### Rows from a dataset
[START]

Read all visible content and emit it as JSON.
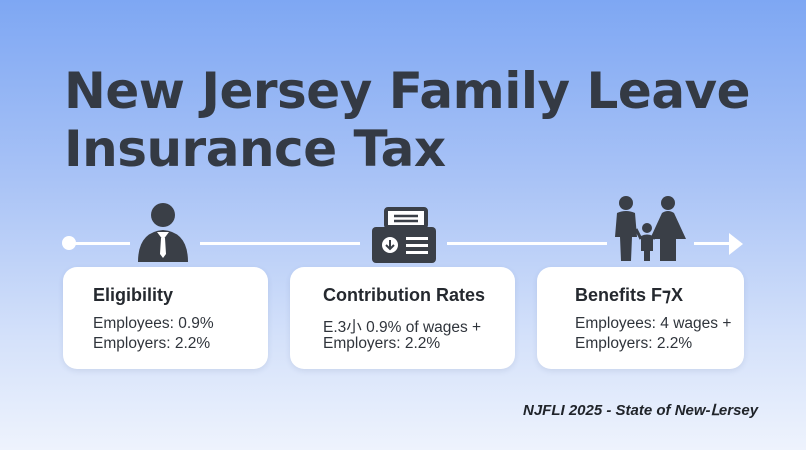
{
  "title": {
    "line1": "New Jersey Family Leave",
    "line2": "Insurance Tax"
  },
  "icons": [
    "person-icon",
    "calculator-icon",
    "family-icon"
  ],
  "cards": [
    {
      "heading": "Eligibility",
      "line1": "Employees: 0.9%",
      "line2": "Employers: 2.2%"
    },
    {
      "heading": "Contribution Rates",
      "line1": "E.3小 0.9% of wages +",
      "line2": "Employers: 2.2%"
    },
    {
      "heading": "Benefits F⁊X",
      "line1": "Employees: 4 wages +",
      "line2": "Employers: 2.2%"
    }
  ],
  "footer": "NJFLI 2025 - State of New-Ⅼersey",
  "colors": {
    "background_top": "#7ea7f3",
    "background_bottom": "#eef3fd",
    "icon": "#3a3f47",
    "title": "#343a44"
  }
}
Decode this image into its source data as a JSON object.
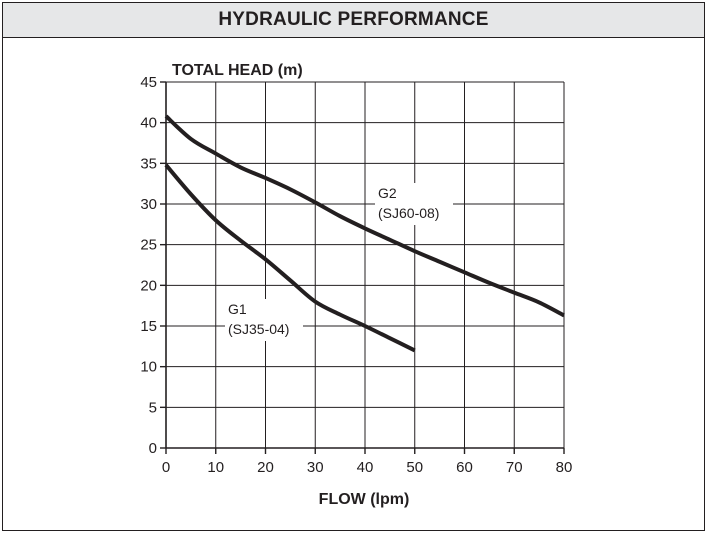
{
  "header": {
    "title": "HYDRAULIC PERFORMANCE"
  },
  "colors": {
    "ink": "#231f20",
    "header_bg": "#e6e7e8",
    "grid": "#231f20"
  },
  "chart_data": {
    "type": "line",
    "title": "HYDRAULIC PERFORMANCE",
    "xlabel": "FLOW (lpm)",
    "ylabel": "TOTAL HEAD (m)",
    "xlim": [
      0,
      80
    ],
    "ylim": [
      0,
      45
    ],
    "x_ticks": [
      0,
      10,
      20,
      30,
      40,
      50,
      60,
      70,
      80
    ],
    "y_ticks": [
      0,
      5,
      10,
      15,
      20,
      25,
      30,
      35,
      40,
      45
    ],
    "grid": true,
    "legend": "none",
    "series": [
      {
        "name": "G1 (SJ35-04)",
        "label_lines": [
          "G1",
          "(SJ35-04)"
        ],
        "x": [
          0,
          5,
          10,
          15,
          20,
          25,
          30,
          35,
          40,
          45,
          50
        ],
        "y": [
          34.8,
          31.2,
          28,
          25.5,
          23.2,
          20.6,
          18,
          16.4,
          15,
          13.5,
          12
        ]
      },
      {
        "name": "G2 (SJ60-08)",
        "label_lines": [
          "G2",
          "(SJ60-08)"
        ],
        "x": [
          0,
          5,
          10,
          15,
          20,
          25,
          30,
          35,
          40,
          45,
          50,
          55,
          60,
          65,
          70,
          75,
          80
        ],
        "y": [
          40.8,
          38,
          36.2,
          34.5,
          33.2,
          31.8,
          30.2,
          28.5,
          27,
          25.6,
          24.2,
          22.9,
          21.6,
          20.3,
          19.1,
          17.9,
          16.3
        ]
      }
    ]
  }
}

[END]

### Required work
Filter the records above and return every line that holds the word "title".

### Answer to the task
  "title": {
    "title": "#343a44"
    "title": "HYDRAULIC PERFORMANCE"
    "title": "HYDRAULIC PERFORMANCE",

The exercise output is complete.